--- begin ---

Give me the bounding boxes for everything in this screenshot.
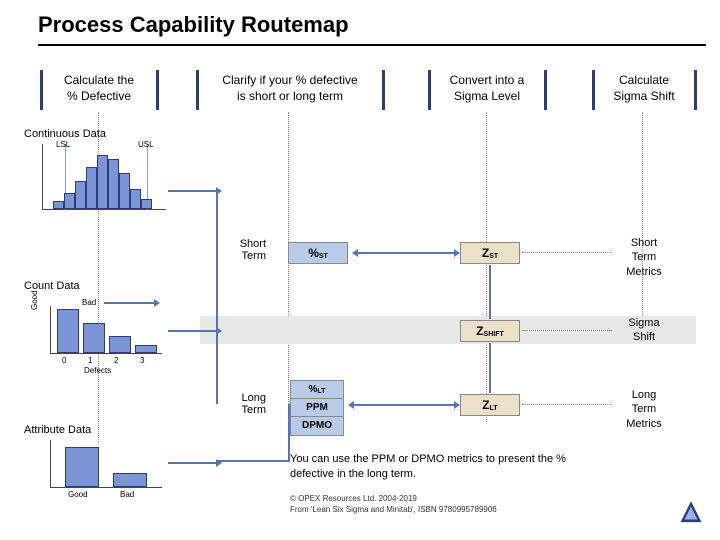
label-lsl: LSL	[56, 140, 70, 149]
label-usl: USL	[138, 140, 154, 149]
bad-arrow	[104, 302, 154, 304]
chart-continuous	[42, 144, 166, 210]
arrow-lt-zlt	[354, 404, 454, 406]
label-bad-x: Bad	[120, 490, 134, 499]
arrow-attribute-out	[168, 462, 216, 464]
step-bar-right-4	[694, 70, 697, 110]
step-bar-right-2	[382, 70, 385, 110]
tick-2: 2	[114, 356, 118, 365]
arrow-zshift-zlt	[489, 343, 491, 393]
arrow-zst-zshift	[489, 265, 491, 319]
badge-z-st: ZST	[460, 242, 520, 264]
tick-1: 1	[88, 356, 92, 365]
tick-3: 3	[140, 356, 144, 365]
chart-attribute	[50, 440, 162, 488]
body-text: You can use the PPM or DPMO metrics to p…	[290, 452, 650, 482]
step-bar-right-1	[156, 70, 159, 110]
step-convert: Convert into a Sigma Level	[432, 72, 542, 104]
badge-pct-st: %ST	[288, 242, 348, 264]
step-calc-defective: Calculate the % Defective	[44, 72, 154, 104]
footer-copyright: © OPEX Resources Ltd. 2004-2019	[290, 494, 417, 505]
step-bar-right-3	[544, 70, 547, 110]
badge-z-shift: ZSHIFT	[460, 320, 520, 342]
dotted-step4	[642, 112, 643, 342]
badge-dpmo: DPMO	[291, 417, 343, 435]
arrow-pctst-zst	[358, 252, 454, 254]
footer-source: From 'Lean Six Sigma and Minitab', ISBN …	[290, 505, 497, 516]
dot-lt	[522, 404, 612, 405]
badge-pct-lt: %LT	[291, 381, 343, 399]
page-title: Process Capability Routemap	[0, 0, 720, 44]
stack-long-term: %LT PPM DPMO	[290, 380, 344, 436]
badge-z-lt: ZLT	[460, 394, 520, 416]
dotted-step2	[288, 112, 289, 422]
label-attribute-data: Attribute Data	[24, 424, 91, 436]
step-clarify: Clarify if your % defective is short or …	[200, 72, 380, 104]
label-short-term: Short Term	[222, 238, 266, 262]
label-good-y: Good	[30, 290, 39, 310]
dot-st	[522, 252, 612, 253]
dot-shift	[522, 330, 612, 331]
label-good: Good	[68, 490, 88, 499]
arrow-attr-horiz	[216, 460, 288, 462]
tick-0: 0	[62, 356, 66, 365]
logo-icon	[678, 500, 704, 526]
arrow-continuous-out	[168, 190, 216, 192]
chart-count	[50, 306, 162, 354]
label-short-metrics: Short Term Metrics	[614, 236, 674, 279]
dotted-step3	[486, 112, 487, 422]
label-long-metrics: Long Term Metrics	[614, 388, 674, 431]
label-continuous-data: Continuous Data	[24, 128, 106, 140]
step-bar-left-1	[40, 70, 43, 110]
label-long-term: Long Term	[222, 392, 266, 416]
arrow-count-out	[168, 330, 216, 332]
step-bar-left-3	[428, 70, 431, 110]
title-underline	[38, 44, 706, 46]
badge-ppm: PPM	[291, 399, 343, 417]
label-defects: Defects	[84, 366, 111, 375]
step-calc-shift: Calculate Sigma Shift	[596, 72, 692, 104]
step-bar-left-4	[592, 70, 595, 110]
arrow-merge-vertical	[216, 190, 218, 404]
step-bar-left-2	[196, 70, 199, 110]
label-sigma-shift: Sigma Shift	[614, 316, 674, 345]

--- end ---

### Work instructions:
Update the listing above by replacing "Routemap" with "Roadmap" and keeping every other line unchanged. Leave the picture out of your answer.

### Output:
Give me the bounding boxes for everything in this screenshot.
label-lsl: LSL	[56, 140, 70, 149]
label-usl: USL	[138, 140, 154, 149]
bad-arrow	[104, 302, 154, 304]
chart-continuous	[42, 144, 166, 210]
arrow-lt-zlt	[354, 404, 454, 406]
label-bad-x: Bad	[120, 490, 134, 499]
arrow-attribute-out	[168, 462, 216, 464]
step-bar-right-4	[694, 70, 697, 110]
step-bar-right-2	[382, 70, 385, 110]
tick-2: 2	[114, 356, 118, 365]
arrow-zshift-zlt	[489, 343, 491, 393]
arrow-zst-zshift	[489, 265, 491, 319]
badge-z-st: ZST	[460, 242, 520, 264]
tick-1: 1	[88, 356, 92, 365]
tick-3: 3	[140, 356, 144, 365]
chart-attribute	[50, 440, 162, 488]
body-text: You can use the PPM or DPMO metrics to p…	[290, 452, 650, 482]
step-bar-right-1	[156, 70, 159, 110]
step-convert: Convert into a Sigma Level	[432, 72, 542, 104]
badge-pct-st: %ST	[288, 242, 348, 264]
step-calc-defective: Calculate the % Defective	[44, 72, 154, 104]
footer-copyright: © OPEX Resources Ltd. 2004-2019	[290, 494, 417, 505]
step-bar-right-3	[544, 70, 547, 110]
badge-z-shift: ZSHIFT	[460, 320, 520, 342]
dotted-step4	[642, 112, 643, 342]
badge-dpmo: DPMO	[291, 417, 343, 435]
arrow-pctst-zst	[358, 252, 454, 254]
footer-source: From 'Lean Six Sigma and Minitab', ISBN …	[290, 505, 497, 516]
dot-lt	[522, 404, 612, 405]
badge-pct-lt: %LT	[291, 381, 343, 399]
page-title: Process Capability Roadmap	[0, 0, 720, 44]
stack-long-term: %LT PPM DPMO	[290, 380, 344, 436]
badge-z-lt: ZLT	[460, 394, 520, 416]
dotted-step2	[288, 112, 289, 422]
label-attribute-data: Attribute Data	[24, 424, 91, 436]
step-clarify: Clarify if your % defective is short or …	[200, 72, 380, 104]
label-short-term: Short Term	[222, 238, 266, 262]
label-good-y: Good	[30, 290, 39, 310]
dot-st	[522, 252, 612, 253]
dot-shift	[522, 330, 612, 331]
label-good: Good	[68, 490, 88, 499]
arrow-attr-horiz	[216, 460, 288, 462]
tick-0: 0	[62, 356, 66, 365]
logo-icon	[678, 500, 704, 526]
arrow-continuous-out	[168, 190, 216, 192]
chart-count	[50, 306, 162, 354]
label-short-metrics: Short Term Metrics	[614, 236, 674, 279]
dotted-step3	[486, 112, 487, 422]
label-long-metrics: Long Term Metrics	[614, 388, 674, 431]
label-continuous-data: Continuous Data	[24, 128, 106, 140]
step-bar-left-1	[40, 70, 43, 110]
label-long-term: Long Term	[222, 392, 266, 416]
arrow-count-out	[168, 330, 216, 332]
step-bar-left-3	[428, 70, 431, 110]
title-underline	[38, 44, 706, 46]
badge-ppm: PPM	[291, 399, 343, 417]
label-defects: Defects	[84, 366, 111, 375]
step-calc-shift: Calculate Sigma Shift	[596, 72, 692, 104]
step-bar-left-4	[592, 70, 595, 110]
arrow-merge-vertical	[216, 190, 218, 404]
step-bar-left-2	[196, 70, 199, 110]
label-sigma-shift: Sigma Shift	[614, 316, 674, 345]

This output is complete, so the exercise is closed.